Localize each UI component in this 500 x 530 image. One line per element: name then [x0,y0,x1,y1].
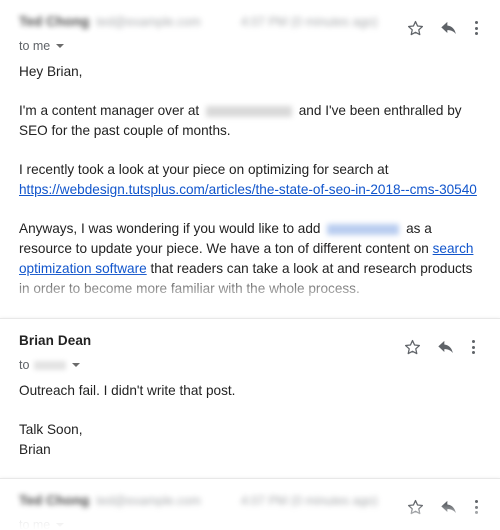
reply-icon [441,500,456,513]
star-icon [404,339,420,354]
star-button[interactable] [398,16,432,40]
body-paragraph-3: Anyways, I was wondering if you would li… [19,219,481,299]
sender-name: Brian Dean [19,333,92,348]
message-header: Ted Chong ted@example.com 4:07 PM (0 min… [0,0,500,60]
message-header: Brian Dean to [0,319,500,379]
reply-signoff: Talk Soon, Brian [19,420,481,460]
sender-email: ted@example.com [96,494,201,508]
redacted-recipient [34,360,67,370]
recipient-label: to me [19,39,51,53]
email-message[interactable]: Ted Chong ted@example.com 4:07 PM (0 min… [0,0,500,318]
sender-email: ted@example.com [96,15,201,29]
email-message[interactable]: Brian Dean to Outreach fail. I didn't wr… [0,318,500,478]
star-button[interactable] [398,495,432,519]
message-header: Ted Chong ted@example.com 4:07 PM (0 min… [0,479,500,530]
article-url-link[interactable]: https://webdesign.tutsplus.com/articles/… [19,182,477,197]
reply-icon [441,21,456,34]
email-thread: Ted Chong ted@example.com 4:07 PM (0 min… [0,0,500,530]
chevron-down-icon[interactable] [72,363,81,367]
reply-icon [438,340,453,353]
para3-before: Anyways, I was wondering if you would li… [19,221,321,236]
para1-before: I'm a content manager over at [19,103,200,118]
message-actions [395,335,483,359]
redacted-brand-link[interactable] [327,223,400,235]
message-body-wrap: Hey Brian, I'm a content manager over at… [0,60,500,318]
para2-lead: I recently took a look at your piece on … [19,162,389,177]
body-paragraph-1: I'm a content manager over at and I've b… [19,101,481,141]
body-greeting: Hey Brian, [19,64,83,79]
star-button[interactable] [395,335,429,359]
reply-line-1: Outreach fail. I didn't write that post. [19,383,236,398]
star-icon [407,20,423,35]
recipient-line[interactable]: to me [19,38,486,54]
recipient-label: to me [19,518,51,530]
body-paragraph-2: I recently took a look at your piece on … [19,160,481,200]
message-body: Hey Brian, I'm a content manager over at… [0,62,500,299]
star-icon [407,499,423,514]
chevron-down-icon[interactable] [56,523,65,527]
redacted-company-name [205,105,292,117]
reply-button[interactable] [432,495,466,519]
message-body: Outreach fail. I didn't write that post.… [0,381,500,478]
reply-line-3: Brian [19,442,51,457]
message-timestamp: 4:07 PM (0 minutes ago) [240,15,378,29]
message-timestamp: 4:07 PM (0 minutes ago) [240,494,378,508]
more-vertical-icon[interactable] [466,18,486,38]
reply-button[interactable] [432,16,466,40]
message-actions [398,16,486,40]
sender-name: Ted Chong [19,493,90,508]
reply-button[interactable] [429,335,463,359]
message-actions [398,495,486,519]
recipient-label: to [19,358,30,372]
reply-line-2: Talk Soon, [19,422,83,437]
email-message[interactable]: Ted Chong ted@example.com 4:07 PM (0 min… [0,478,500,530]
more-vertical-icon[interactable] [466,497,486,517]
recipient-line[interactable]: to [19,357,486,373]
chevron-down-icon[interactable] [56,44,65,48]
more-vertical-icon[interactable] [463,337,483,357]
sender-name: Ted Chong [19,14,90,29]
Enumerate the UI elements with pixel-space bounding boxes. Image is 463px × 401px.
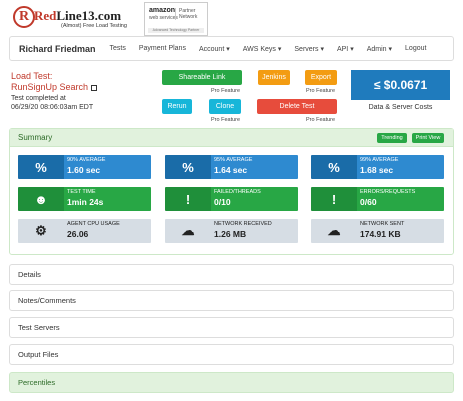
aws-partner-badge: amazon web services Partner Network Advan… bbox=[144, 2, 208, 36]
summary-panel: Summary Trending Print View % 90% AVERAG… bbox=[9, 128, 454, 255]
nav-item-account[interactable]: Account ▾ bbox=[199, 45, 230, 53]
stat-tile-99-average: % 99% AVERAGE 1.68 sec bbox=[311, 155, 444, 179]
panel-details[interactable]: Details bbox=[9, 264, 454, 285]
stat-tile-95-average: % 95% AVERAGE 1.64 sec bbox=[165, 155, 298, 179]
user-icon: ☻ bbox=[18, 187, 64, 211]
alert-icon: ! bbox=[165, 187, 211, 211]
jenkins-button[interactable]: Jenkins bbox=[258, 70, 290, 85]
stat-tile-test-time: ☻ TEST TIME 1min 24s bbox=[18, 187, 151, 211]
nav-item-payment-plans[interactable]: Payment Plans bbox=[139, 45, 186, 52]
nav-user-name: Richard Friedman bbox=[19, 43, 96, 54]
delete-test-button[interactable]: Delete Test bbox=[257, 99, 337, 114]
aws-partner-network: Partner Network bbox=[175, 8, 197, 20]
aws-subtitle: web services bbox=[149, 15, 178, 21]
top-nav: Richard Friedman Tests Payment Plans Acc… bbox=[9, 36, 454, 61]
stat-tile-network-sent: ☁ NETWORK SENT 174.91 KB bbox=[311, 219, 444, 243]
stat-tile-failed-threads: ! FAILED/THREADS 0/10 bbox=[165, 187, 298, 211]
logo[interactable]: R RedLine13.com (Almost) Free Load Testi… bbox=[13, 5, 138, 33]
trending-button[interactable]: Trending bbox=[377, 133, 407, 143]
nav-item-servers[interactable]: Servers ▾ bbox=[294, 45, 324, 53]
percent-icon: % bbox=[18, 155, 64, 179]
panel-output-files[interactable]: Output Files bbox=[9, 344, 454, 365]
aws-title: amazon bbox=[149, 7, 176, 14]
percent-icon: % bbox=[311, 155, 357, 179]
print-view-button[interactable]: Print View bbox=[412, 133, 444, 143]
test-completed-info: Test completed at 06/29/20 08:06:03am ED… bbox=[11, 95, 94, 111]
external-link-icon[interactable] bbox=[91, 84, 98, 91]
percent-icon: % bbox=[165, 155, 211, 179]
shareable-link-button[interactable]: Shareable Link bbox=[162, 70, 242, 85]
pro-feature-label: Pro Feature bbox=[211, 88, 241, 94]
stat-tile-90-average: % 90% AVERAGE 1.60 sec bbox=[18, 155, 151, 179]
nav-item-tests[interactable]: Tests bbox=[110, 45, 126, 52]
test-completed-time: 06/29/20 08:06:03am EDT bbox=[11, 104, 94, 111]
load-test-name[interactable]: RunSignUp Search bbox=[11, 82, 88, 92]
aws-partner-tier: Advanced Technology Partner bbox=[148, 28, 204, 33]
cloud-upload-icon: ☁ bbox=[311, 219, 357, 243]
pro-feature-label: Pro Feature bbox=[306, 117, 336, 123]
panel-percentiles[interactable]: Percentiles bbox=[9, 372, 454, 393]
logo-mark: R bbox=[13, 6, 35, 28]
nav-item-api[interactable]: API ▾ bbox=[337, 45, 354, 53]
alert-icon: ! bbox=[311, 187, 357, 211]
gears-icon: ⚙ bbox=[18, 219, 64, 243]
stat-tile-agent-cpu: ⚙ AGENT CPU USAGE 26.06 bbox=[18, 219, 151, 243]
pro-feature-label: Pro Feature bbox=[306, 88, 336, 94]
nav-item-admin[interactable]: Admin ▾ bbox=[367, 45, 392, 53]
summary-header[interactable]: Summary Trending Print View bbox=[10, 129, 453, 147]
logo-tagline: (Almost) Free Load Testing bbox=[61, 23, 127, 29]
panel-notes-comments[interactable]: Notes/Comments bbox=[9, 290, 454, 311]
stat-tile-network-received: ☁ NETWORK RECEIVED 1.26 MB bbox=[165, 219, 298, 243]
cloud-download-icon: ☁ bbox=[165, 219, 211, 243]
nav-item-aws-keys[interactable]: AWS Keys ▾ bbox=[243, 45, 282, 53]
rerun-button[interactable]: Rerun bbox=[162, 99, 192, 114]
export-button[interactable]: Export bbox=[305, 70, 337, 85]
panel-test-servers[interactable]: Test Servers bbox=[9, 317, 454, 338]
cost-value: ≤ $0.0671 bbox=[351, 70, 450, 100]
stat-tile-errors-requests: ! ERRORS/REQUESTS 0/60 bbox=[311, 187, 444, 211]
load-test-title: Load Test: RunSignUp Search bbox=[11, 71, 98, 93]
pro-feature-label: Pro Feature bbox=[211, 117, 241, 123]
logo-text: RedLine13.com bbox=[34, 8, 122, 23]
summary-title: Summary bbox=[18, 133, 53, 142]
clone-button[interactable]: Clone bbox=[209, 99, 241, 114]
cost-label[interactable]: Data & Server Costs bbox=[351, 104, 450, 111]
nav-item-logout[interactable]: Logout bbox=[405, 45, 426, 52]
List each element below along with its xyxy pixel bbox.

▶ What to produce: Arrange as a numbered list the lines starting with the line that contains "reply-icon [441,500,456,513]" and going on through the line that contains "(0 min… [0,0,500,318]", leaving out any blank lines.

▶ Task answer:
1. reply-icon [441,500,456,513]
2. star-icon [404,339,420,354]
3. star-button[interactable] [398,16,432,40]
4. body-paragraph-3: Anyways, I was wondering if you would li… [19,219,481,299]
5. sender-name: Brian Dean [19,333,92,348]
6. message-header: Ted Chong ted@example.com 4:07 PM (0 min… [0,0,500,60]
7. message-header: Brian Dean to [0,319,500,379]
8. reply-signoff: Talk Soon, Brian [19,420,481,460]
9. sender-email: ted@example.com [96,494,201,508]
10. redacted-recipient [34,360,67,370]
11. recipient-label: to me [19,39,51,53]
12. email-message[interactable]: Ted Chong ted@example.com 4:07 PM (0 min… [0,0,500,318]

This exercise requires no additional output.